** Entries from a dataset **
===============

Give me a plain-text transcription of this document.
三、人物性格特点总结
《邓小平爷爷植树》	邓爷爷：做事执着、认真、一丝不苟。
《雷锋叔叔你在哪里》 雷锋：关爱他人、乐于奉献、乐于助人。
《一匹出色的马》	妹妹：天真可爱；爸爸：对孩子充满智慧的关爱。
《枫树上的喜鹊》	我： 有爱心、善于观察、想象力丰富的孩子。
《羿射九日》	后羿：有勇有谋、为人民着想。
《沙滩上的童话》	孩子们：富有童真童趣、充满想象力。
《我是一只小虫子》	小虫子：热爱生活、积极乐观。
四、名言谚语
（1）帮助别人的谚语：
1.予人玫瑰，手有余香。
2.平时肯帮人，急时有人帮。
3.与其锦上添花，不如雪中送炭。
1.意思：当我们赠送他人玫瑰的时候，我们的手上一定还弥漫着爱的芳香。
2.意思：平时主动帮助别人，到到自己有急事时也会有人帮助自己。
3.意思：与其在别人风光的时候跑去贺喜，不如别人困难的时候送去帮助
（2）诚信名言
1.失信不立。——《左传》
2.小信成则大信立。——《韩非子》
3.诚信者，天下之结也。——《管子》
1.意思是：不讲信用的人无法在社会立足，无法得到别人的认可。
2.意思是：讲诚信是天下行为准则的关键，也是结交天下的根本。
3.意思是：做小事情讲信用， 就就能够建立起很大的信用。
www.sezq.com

===============

Quote all of the entries exactly as they appear.

** RESPONSE TO THIS EXERCISE **
Give me a plain-text transcription of this document.
三、人物性格特点总结
《邓小平爷爷植树》	邓爷爷：做事执着、认真、一丝不苟。
《雷锋叔叔你在哪里》 雷锋：关爱他人、乐于奉献、乐于助人。
《一匹出色的马》	妹妹：天真可爱；爸爸：对孩子充满智慧的关爱。
《枫树上的喜鹊》	我： 有爱心、善于观察、想象力丰富的孩子。
《羿射九日》	后羿：有勇有谋、为人民着想。
《沙滩上的童话》	孩子们：富有童真童趣、充满想象力。
《我是一只小虫子》	小虫子：热爱生活、积极乐观。
四、名言谚语
（1）帮助别人的谚语：
1.予人玫瑰，手有余香。
2.平时肯帮人，急时有人帮。
3.与其锦上添花，不如雪中送炭。
1.意思：当我们赠送他人玫瑰的时候，我们的手上一定还弥漫着爱的芳香。
2.意思：平时主动帮助别人，到到自己有急事时也会有人帮助自己。
3.意思：与其在别人风光的时候跑去贺喜，不如别人困难的时候送去帮助
（2）诚信名言
1.失信不立。——《左传》
2.小信成则大信立。——《韩非子》
3.诚信者，天下之结也。——《管子》
1.意思是：不讲信用的人无法在社会立足，无法得到别人的认可。
2.意思是：讲诚信是天下行为准则的关键，也是结交天下的根本。
3.意思是：做小事情讲信用， 就就能够建立起很大的信用。
www.sezq.com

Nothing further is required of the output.